**Selected extract**
■ ■ ■

[Tutor] Best way to save a D&D-like game's state?
dn
PyTutor at DancesWithMice.info
Sat May 22 02:49:41 EDT 2021
On 22/05/2021 13.03, Cameron Simpson wrote:
> On 21May2021 19:25, boB Stepp <robertvstepp at gmail.com> wrote:
>> I am contemplating the design of a D&D-like game where I will
>> prototype various ideas I have in Python. Currently I am pondering
>> how such games typically have their state saved. I imagine there will
>> be plenty of custom data types, which represent the state of the game
>> world when the players save. I imagine the data involved could reach
>> sizable proportions, depending on how complex and rich the game
>> becomes. The first thing that comes to mind is the pickle module,
>> which my understanding is that it can save and restore any custom data
>> types done in Python.
>
> Pretty much. There are things that are not pickleable (I gather) and
> ways to accomodate that, either by adding support to the approriate
> class or by choosing to not save the object (eg a live database
> connection).
This is a key point. Each save-able entity should have a 'save'
subroutine - likely a method. Thus, to save an entire game, each entity
will be saved, in-turn. (so, somewhere you will need a master-list of
objects which comprise the game's data-set)
Question: What do I mean by "save".

■ ■ ■

**Stored records**
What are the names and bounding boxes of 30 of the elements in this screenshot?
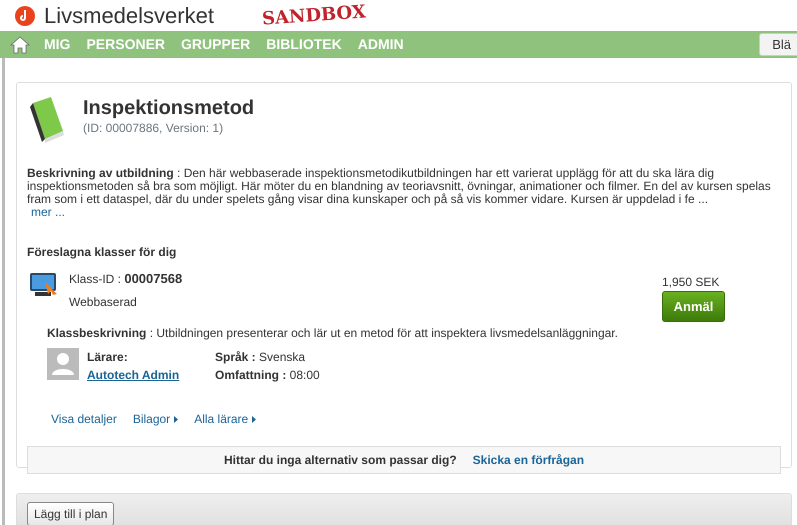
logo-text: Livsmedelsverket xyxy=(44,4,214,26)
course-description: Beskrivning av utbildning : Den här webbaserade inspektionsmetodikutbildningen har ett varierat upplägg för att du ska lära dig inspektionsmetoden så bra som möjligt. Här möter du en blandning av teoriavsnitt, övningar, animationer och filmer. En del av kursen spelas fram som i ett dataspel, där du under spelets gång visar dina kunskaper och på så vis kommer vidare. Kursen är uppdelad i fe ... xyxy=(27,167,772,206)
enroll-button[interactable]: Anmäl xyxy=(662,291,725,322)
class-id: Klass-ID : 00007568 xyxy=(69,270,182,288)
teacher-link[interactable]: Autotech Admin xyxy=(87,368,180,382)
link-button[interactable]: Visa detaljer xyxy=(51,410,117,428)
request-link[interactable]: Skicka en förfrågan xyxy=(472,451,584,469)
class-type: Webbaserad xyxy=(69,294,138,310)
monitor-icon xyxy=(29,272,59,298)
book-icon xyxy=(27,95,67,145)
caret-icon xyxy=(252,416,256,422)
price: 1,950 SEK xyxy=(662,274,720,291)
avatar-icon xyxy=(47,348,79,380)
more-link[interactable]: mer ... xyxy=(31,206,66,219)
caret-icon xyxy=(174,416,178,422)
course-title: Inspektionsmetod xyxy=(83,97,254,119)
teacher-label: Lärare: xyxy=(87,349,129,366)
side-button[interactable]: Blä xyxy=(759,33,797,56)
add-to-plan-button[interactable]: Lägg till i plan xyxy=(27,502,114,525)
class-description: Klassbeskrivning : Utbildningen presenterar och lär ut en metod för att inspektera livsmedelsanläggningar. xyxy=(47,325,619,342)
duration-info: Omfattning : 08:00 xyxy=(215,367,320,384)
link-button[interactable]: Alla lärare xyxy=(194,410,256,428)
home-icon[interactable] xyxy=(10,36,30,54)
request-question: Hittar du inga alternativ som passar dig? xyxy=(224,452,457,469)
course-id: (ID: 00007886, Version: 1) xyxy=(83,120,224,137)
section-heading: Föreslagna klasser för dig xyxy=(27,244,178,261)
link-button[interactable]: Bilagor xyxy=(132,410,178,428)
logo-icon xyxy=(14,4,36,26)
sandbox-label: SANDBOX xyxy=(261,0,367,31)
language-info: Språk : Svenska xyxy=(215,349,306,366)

■ ■ ■

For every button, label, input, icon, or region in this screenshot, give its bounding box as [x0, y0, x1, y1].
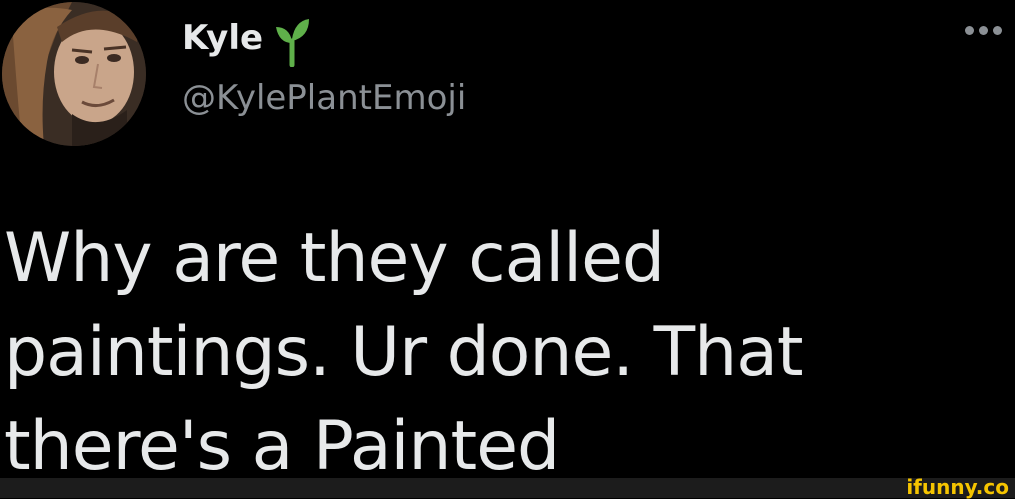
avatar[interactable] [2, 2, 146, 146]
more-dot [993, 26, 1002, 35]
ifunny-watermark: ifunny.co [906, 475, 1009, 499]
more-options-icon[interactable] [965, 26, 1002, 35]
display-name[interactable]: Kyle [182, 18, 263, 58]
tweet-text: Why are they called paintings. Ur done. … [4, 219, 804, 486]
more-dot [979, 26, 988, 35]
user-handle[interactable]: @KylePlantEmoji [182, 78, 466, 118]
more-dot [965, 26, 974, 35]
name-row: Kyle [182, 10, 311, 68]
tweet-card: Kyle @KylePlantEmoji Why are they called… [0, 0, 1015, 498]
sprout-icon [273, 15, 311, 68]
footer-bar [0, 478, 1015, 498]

■ ■ ■

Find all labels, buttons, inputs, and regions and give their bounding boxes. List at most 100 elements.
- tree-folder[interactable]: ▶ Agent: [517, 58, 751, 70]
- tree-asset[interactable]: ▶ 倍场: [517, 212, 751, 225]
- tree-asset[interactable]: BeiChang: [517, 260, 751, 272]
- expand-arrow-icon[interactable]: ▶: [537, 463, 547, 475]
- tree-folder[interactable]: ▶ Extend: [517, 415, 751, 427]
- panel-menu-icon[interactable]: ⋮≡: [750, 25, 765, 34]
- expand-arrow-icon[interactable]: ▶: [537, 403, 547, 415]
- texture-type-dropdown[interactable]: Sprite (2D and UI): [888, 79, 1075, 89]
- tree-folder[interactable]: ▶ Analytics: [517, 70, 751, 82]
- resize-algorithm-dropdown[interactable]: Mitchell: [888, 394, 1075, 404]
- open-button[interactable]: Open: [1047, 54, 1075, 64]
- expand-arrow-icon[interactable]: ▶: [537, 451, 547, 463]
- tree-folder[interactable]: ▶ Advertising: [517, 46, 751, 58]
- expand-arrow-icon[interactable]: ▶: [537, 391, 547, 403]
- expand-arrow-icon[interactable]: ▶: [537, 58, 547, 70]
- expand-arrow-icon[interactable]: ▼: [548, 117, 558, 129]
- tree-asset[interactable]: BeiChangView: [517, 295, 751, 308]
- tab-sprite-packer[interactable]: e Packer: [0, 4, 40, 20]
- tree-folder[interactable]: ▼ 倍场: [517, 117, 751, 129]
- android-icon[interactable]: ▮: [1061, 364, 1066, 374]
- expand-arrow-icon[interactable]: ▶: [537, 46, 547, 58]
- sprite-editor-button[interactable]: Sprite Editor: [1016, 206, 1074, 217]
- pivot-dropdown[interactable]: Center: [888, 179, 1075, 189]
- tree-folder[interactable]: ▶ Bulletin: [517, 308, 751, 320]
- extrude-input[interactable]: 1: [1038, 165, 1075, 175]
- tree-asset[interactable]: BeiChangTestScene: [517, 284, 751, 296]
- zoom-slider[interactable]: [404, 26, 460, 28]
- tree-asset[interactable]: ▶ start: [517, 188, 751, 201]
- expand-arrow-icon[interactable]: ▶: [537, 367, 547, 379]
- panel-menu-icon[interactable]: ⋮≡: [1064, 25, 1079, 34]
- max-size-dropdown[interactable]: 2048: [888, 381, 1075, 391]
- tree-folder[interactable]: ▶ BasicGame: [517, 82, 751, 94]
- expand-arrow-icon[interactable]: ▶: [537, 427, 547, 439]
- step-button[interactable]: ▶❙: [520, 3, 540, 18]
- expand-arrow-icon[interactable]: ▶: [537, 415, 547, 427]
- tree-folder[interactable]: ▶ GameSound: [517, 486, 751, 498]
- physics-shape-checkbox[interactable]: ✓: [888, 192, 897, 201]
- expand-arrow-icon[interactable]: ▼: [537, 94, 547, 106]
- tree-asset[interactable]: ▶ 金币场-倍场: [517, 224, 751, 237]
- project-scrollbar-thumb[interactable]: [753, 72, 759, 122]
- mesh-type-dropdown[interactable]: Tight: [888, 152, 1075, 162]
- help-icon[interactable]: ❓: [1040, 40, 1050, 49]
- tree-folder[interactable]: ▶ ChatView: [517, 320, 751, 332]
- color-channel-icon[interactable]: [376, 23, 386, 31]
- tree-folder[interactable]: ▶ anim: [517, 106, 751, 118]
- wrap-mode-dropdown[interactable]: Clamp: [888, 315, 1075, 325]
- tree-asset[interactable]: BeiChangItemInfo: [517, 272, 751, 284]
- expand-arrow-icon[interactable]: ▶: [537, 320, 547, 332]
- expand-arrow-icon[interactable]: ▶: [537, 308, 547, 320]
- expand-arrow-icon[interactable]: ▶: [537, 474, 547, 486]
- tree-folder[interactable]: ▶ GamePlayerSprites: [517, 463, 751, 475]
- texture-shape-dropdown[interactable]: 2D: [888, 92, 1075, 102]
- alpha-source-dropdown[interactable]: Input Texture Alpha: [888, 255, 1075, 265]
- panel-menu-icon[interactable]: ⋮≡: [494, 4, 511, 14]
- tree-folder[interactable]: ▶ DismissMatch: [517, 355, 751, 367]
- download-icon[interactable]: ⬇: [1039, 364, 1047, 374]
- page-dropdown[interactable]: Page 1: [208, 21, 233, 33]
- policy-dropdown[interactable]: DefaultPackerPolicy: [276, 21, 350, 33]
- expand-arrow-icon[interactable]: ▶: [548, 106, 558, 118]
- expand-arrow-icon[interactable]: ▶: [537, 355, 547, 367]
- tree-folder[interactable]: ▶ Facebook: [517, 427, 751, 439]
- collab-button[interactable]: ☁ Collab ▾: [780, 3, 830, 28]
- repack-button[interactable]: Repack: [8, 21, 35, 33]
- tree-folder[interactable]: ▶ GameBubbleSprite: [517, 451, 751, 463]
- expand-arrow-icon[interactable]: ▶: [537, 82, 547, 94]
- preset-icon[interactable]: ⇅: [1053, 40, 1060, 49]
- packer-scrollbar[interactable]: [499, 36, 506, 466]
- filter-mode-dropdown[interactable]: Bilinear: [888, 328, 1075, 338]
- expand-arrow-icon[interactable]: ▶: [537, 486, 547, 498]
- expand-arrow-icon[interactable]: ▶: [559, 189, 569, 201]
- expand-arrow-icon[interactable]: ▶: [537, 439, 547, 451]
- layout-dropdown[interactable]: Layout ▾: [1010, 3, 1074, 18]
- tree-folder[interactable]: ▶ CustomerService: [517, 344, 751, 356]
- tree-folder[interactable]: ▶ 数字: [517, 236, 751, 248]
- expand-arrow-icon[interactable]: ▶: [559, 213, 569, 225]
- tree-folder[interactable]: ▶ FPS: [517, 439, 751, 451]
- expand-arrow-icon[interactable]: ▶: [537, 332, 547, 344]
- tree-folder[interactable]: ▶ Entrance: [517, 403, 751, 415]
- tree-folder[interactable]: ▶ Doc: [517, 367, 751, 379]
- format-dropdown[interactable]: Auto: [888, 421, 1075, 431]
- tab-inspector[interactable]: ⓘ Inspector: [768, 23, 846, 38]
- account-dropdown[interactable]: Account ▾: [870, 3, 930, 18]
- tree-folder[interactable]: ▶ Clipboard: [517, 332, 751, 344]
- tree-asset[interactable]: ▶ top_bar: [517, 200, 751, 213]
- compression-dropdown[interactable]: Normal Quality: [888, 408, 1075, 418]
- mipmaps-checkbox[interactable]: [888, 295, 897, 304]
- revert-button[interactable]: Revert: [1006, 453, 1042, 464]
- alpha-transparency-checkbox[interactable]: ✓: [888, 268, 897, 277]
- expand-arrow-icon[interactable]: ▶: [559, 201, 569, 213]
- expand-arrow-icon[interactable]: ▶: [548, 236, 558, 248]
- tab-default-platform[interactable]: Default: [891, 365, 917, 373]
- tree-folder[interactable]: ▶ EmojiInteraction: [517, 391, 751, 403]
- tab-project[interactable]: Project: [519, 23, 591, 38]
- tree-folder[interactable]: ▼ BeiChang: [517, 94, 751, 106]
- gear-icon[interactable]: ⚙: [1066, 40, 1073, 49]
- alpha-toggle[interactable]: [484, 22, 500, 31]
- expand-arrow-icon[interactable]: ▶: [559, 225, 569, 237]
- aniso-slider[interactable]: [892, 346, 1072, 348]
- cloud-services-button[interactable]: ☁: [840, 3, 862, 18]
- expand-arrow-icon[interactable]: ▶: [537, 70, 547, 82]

■ ■ ■

**Task prompt**
Write out the portion of the post on saving a game's state that opens with the words containing "This is a key" and closes with "the game's data-set)". The items are unrelated to the post on saving a game's state.

**Written answer**
This is a key point. Each save-able entity should have a 'save'
subroutine - likely a method. Thus, to save an entire game, each entity
will be saved, in-turn. (so, somewhere you will need a master-list of
objects which comprise the game's data-set)